Request — Word for word, retype every entry in the listing.

Dataset items:

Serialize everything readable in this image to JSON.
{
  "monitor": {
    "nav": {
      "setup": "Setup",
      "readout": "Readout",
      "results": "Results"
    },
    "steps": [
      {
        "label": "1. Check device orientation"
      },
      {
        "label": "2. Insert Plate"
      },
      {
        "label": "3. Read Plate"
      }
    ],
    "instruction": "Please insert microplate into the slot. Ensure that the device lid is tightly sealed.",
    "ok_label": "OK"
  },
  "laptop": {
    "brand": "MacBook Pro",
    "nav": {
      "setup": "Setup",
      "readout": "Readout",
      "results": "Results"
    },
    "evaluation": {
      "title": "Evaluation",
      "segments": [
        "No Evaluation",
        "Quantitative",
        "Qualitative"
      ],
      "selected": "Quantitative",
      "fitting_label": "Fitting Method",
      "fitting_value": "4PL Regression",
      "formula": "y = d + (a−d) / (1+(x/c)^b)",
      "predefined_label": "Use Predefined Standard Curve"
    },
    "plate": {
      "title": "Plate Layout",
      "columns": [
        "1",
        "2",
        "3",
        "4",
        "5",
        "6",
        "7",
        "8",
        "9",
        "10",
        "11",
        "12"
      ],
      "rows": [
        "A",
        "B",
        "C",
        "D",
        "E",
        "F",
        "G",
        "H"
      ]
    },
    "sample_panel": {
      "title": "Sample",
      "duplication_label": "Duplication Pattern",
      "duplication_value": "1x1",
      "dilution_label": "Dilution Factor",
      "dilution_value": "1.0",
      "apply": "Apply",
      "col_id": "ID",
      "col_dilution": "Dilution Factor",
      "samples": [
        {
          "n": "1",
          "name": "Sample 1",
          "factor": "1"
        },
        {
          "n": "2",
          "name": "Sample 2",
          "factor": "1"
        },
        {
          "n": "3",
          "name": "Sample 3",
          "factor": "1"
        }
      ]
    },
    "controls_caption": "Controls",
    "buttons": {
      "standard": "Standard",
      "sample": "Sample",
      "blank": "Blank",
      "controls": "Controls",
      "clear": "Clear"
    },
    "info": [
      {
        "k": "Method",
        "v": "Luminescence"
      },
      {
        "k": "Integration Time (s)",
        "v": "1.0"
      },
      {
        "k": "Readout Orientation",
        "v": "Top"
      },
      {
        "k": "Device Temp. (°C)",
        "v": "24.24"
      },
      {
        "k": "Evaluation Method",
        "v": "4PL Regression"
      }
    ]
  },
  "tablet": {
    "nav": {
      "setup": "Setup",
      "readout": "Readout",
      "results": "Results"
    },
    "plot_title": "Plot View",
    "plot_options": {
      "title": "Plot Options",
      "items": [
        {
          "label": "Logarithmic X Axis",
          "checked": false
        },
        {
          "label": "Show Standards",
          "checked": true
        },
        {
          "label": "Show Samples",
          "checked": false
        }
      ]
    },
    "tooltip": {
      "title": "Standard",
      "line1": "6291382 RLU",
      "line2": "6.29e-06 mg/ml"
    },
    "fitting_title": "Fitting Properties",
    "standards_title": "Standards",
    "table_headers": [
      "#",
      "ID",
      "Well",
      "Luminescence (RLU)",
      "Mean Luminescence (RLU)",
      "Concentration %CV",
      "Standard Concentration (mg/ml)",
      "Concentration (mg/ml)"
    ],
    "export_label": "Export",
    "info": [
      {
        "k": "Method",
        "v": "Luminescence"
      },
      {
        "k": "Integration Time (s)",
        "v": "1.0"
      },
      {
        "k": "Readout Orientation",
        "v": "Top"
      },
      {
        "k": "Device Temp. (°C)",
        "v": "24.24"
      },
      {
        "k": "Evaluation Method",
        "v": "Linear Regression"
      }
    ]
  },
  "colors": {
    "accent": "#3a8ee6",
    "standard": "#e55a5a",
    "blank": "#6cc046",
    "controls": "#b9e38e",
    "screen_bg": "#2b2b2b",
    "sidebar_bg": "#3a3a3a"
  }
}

Final result —
Serialize everything readable in this image to JSON.
{
  "monitor": {
    "nav": {
      "setup": "Setup",
      "readout": "Readout",
      "results": "Results"
    },
    "steps": [
      {
        "label": "1. Check device orientation"
      },
      {
        "label": "2. Insert Plate"
      },
      {
        "label": "3. Read Plate"
      }
    ],
    "instruction": "Please insert microplate into the slot. Ensure that the device lid is tightly sealed.",
    "ok_label": "OK"
  },
  "laptop": {
    "brand": "MacBook Pro",
    "nav": {
      "setup": "Setup",
      "readout": "Readout",
      "results": "Results"
    },
    "evaluation": {
      "title": "Evaluation",
      "segments": [
        "No Evaluation",
        "Quantitative",
        "Qualitative"
      ],
      "selected": "Quantitative",
      "fitting_label": "Fitting Method",
      "fitting_value": "4PL Regression",
      "formula": "y = d + (a−d) / (1+(x/c)^b)",
      "predefined_label": "Use Predefined Standard Curve"
    },
    "plate": {
      "title": "Plate Layout",
      "columns": [
        "1",
        "2",
        "3",
        "4",
        "5",
        "6",
        "7",
        "8",
        "9",
        "10",
        "11",
        "12"
      ],
      "rows": [
        "A",
        "B",
        "C",
        "D",
        "E",
        "F",
        "G",
        "H"
      ]
    },
    "sample_panel": {
      "title": "Sample",
      "duplication_label": "Duplication Pattern",
      "duplication_value": "1x1",
      "dilution_label": "Dilution Factor",
      "dilution_value": "1.0",
      "apply": "Apply",
      "col_id": "ID",
      "col_dilution": "Dilution Factor",
      "samples": [
        {
          "n": "1",
          "name": "Sample 1",
          "factor": "1"
        },
        {
          "n": "2",
          "name": "Sample 2",
          "factor": "1"
        },
        {
          "n": "3",
          "name": "Sample 3",
          "factor": "1"
        }
      ]
    },
    "controls_caption": "Controls",
    "buttons": {
      "standard": "Standard",
      "sample": "Sample",
      "blank": "Blank",
      "controls": "Controls",
      "clear": "Clear"
    },
    "info": [
      {
        "k": "Method",
        "v": "Luminescence"
      },
      {
        "k": "Integration Time (s)",
        "v": "1.0"
      },
      {
        "k": "Readout Orientation",
        "v": "Top"
      },
      {
        "k": "Device Temp. (°C)",
        "v": "24.24"
      },
      {
        "k": "Evaluation Method",
        "v": "4PL Regression"
      }
    ]
  },
  "tablet": {
    "nav": {
      "setup": "Setup",
      "readout": "Readout",
      "results": "Results"
    },
    "plot_title": "Plot View",
    "plot_options": {
      "title": "Plot Options",
      "items": [
        {
          "label": "Logarithmic X Axis",
          "checked": false
        },
        {
          "label": "Show Standards",
          "checked": true
        },
        {
          "label": "Show Samples",
          "checked": false
        }
      ]
    },
    "tooltip": {
      "title": "Standard",
      "line1": "6291382 RLU",
      "line2": "6.29e-06 mg/ml"
    },
    "fitting_title": "Fitting Properties",
    "standards_title": "Standards",
    "table_headers": [
      "#",
      "ID",
      "Well",
      "Luminescence (RLU)",
      "Mean Luminescence (RLU)",
      "Concentration %CV",
      "Standard Concentration (mg/ml)",
      "Concentration (mg/ml)"
    ],
    "export_label": "Export",
    "info": [
      {
        "k": "Method",
        "v": "Luminescence"
      },
      {
        "k": "Integration Time (s)",
        "v": "1.0"
      },
      {
        "k": "Readout Orientation",
        "v": "Top"
      },
      {
        "k": "Device Temp. (°C)",
        "v": "24.24"
      },
      {
        "k": "Evaluation Method",
        "v": "Linear Regression"
      }
    ]
  },
  "colors": {
    "accent": "#3a8ee6",
    "standard": "#e55a5a",
    "blank": "#6cc046",
    "controls": "#b9e38e",
    "screen_bg": "#2b2b2b",
    "sidebar_bg": "#3a3a3a"
  }
}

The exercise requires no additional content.